=== SET PROBLEM ===
Restate the material word for word and leave out anything that is a picture.

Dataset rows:

■ ■ ■ ■

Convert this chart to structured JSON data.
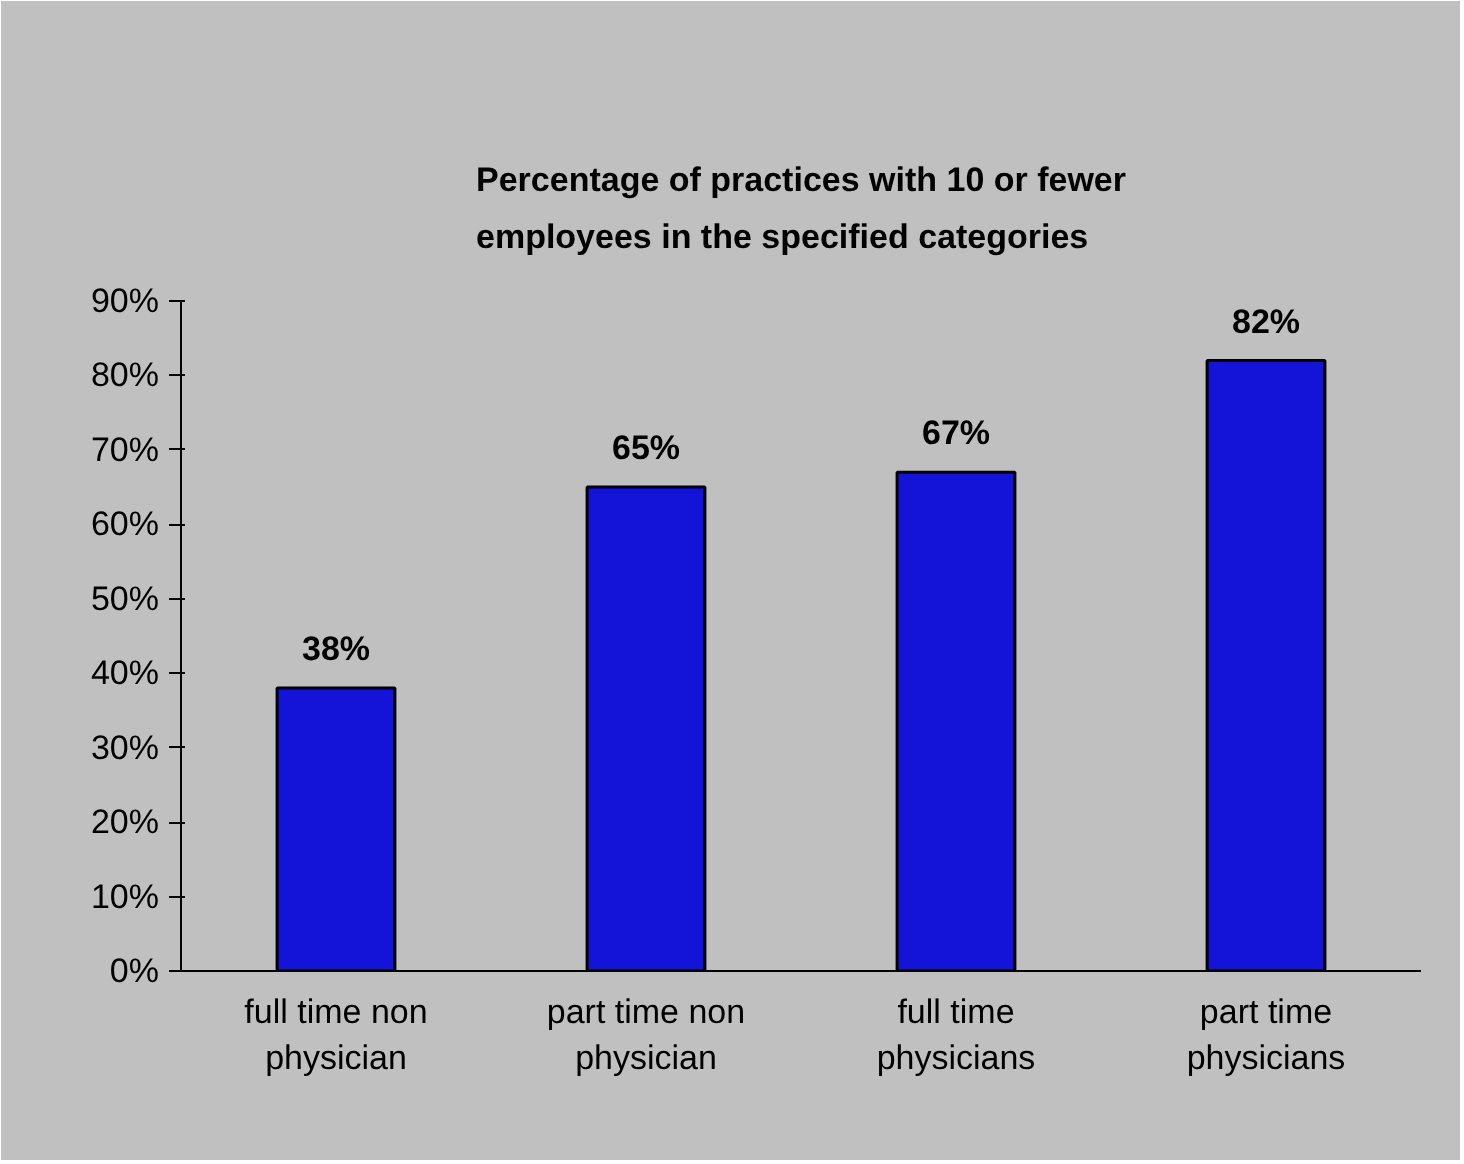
{
  "chart_data": {
    "type": "bar",
    "title": "Percentage of practices with 10 or fewer employees in the specified categories",
    "categories": [
      "full time non physician",
      "part time non physician",
      "full time physicians",
      "part time physicians"
    ],
    "values": [
      38,
      65,
      67,
      82
    ],
    "color": "#1414d8",
    "value_labels": [
      "38%",
      "65%",
      "67%",
      "82%"
    ],
    "ylim": [
      0,
      90
    ],
    "yticks": [
      {
        "value": 0,
        "label": "0%"
      },
      {
        "value": 10,
        "label": "10%"
      },
      {
        "value": 20,
        "label": "20%"
      },
      {
        "value": 30,
        "label": "30%"
      },
      {
        "value": 40,
        "label": "40%"
      },
      {
        "value": 50,
        "label": "50%"
      },
      {
        "value": 60,
        "label": "60%"
      },
      {
        "value": 70,
        "label": "70%"
      },
      {
        "value": 80,
        "label": "80%"
      },
      {
        "value": 90,
        "label": "90%"
      }
    ],
    "grid": false
  }
}
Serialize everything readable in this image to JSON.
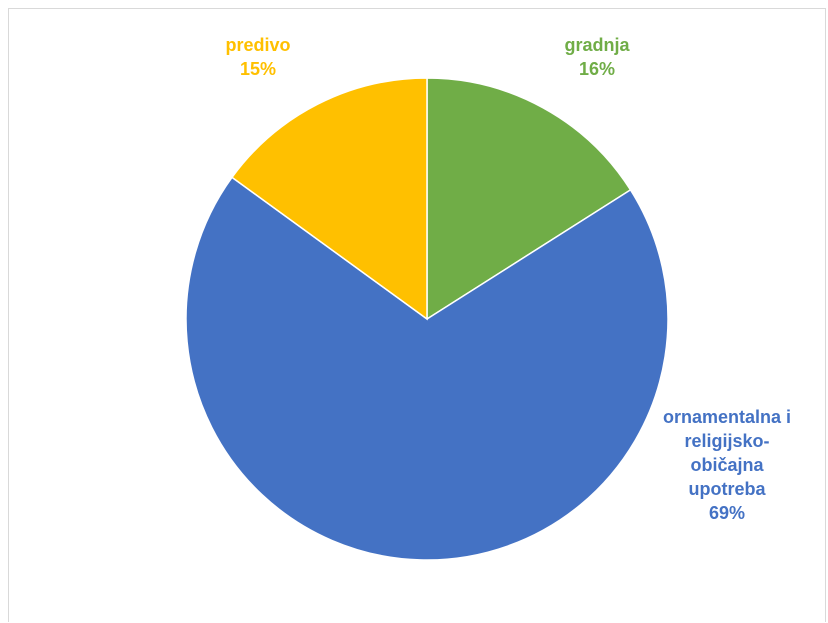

■ ■ ■ ■

=== REPLY ===
Convert this chart to structured JSON data.
{
  "chart_data": {
    "type": "bar",
    "title": "Percentage of practices with 10 or fewer employees in the specified categories",
    "categories": [
      "full time non physician",
      "part time non physician",
      "full time physicians",
      "part time physicians"
    ],
    "values": [
      38,
      65,
      67,
      82
    ],
    "color": "#1414d8",
    "value_labels": [
      "38%",
      "65%",
      "67%",
      "82%"
    ],
    "ylim": [
      0,
      90
    ],
    "yticks": [
      {
        "value": 0,
        "label": "0%"
      },
      {
        "value": 10,
        "label": "10%"
      },
      {
        "value": 20,
        "label": "20%"
      },
      {
        "value": 30,
        "label": "30%"
      },
      {
        "value": 40,
        "label": "40%"
      },
      {
        "value": 50,
        "label": "50%"
      },
      {
        "value": 60,
        "label": "60%"
      },
      {
        "value": 70,
        "label": "70%"
      },
      {
        "value": 80,
        "label": "80%"
      },
      {
        "value": 90,
        "label": "90%"
      }
    ],
    "grid": false
  }
}
Serialize everything readable in this image to JSON.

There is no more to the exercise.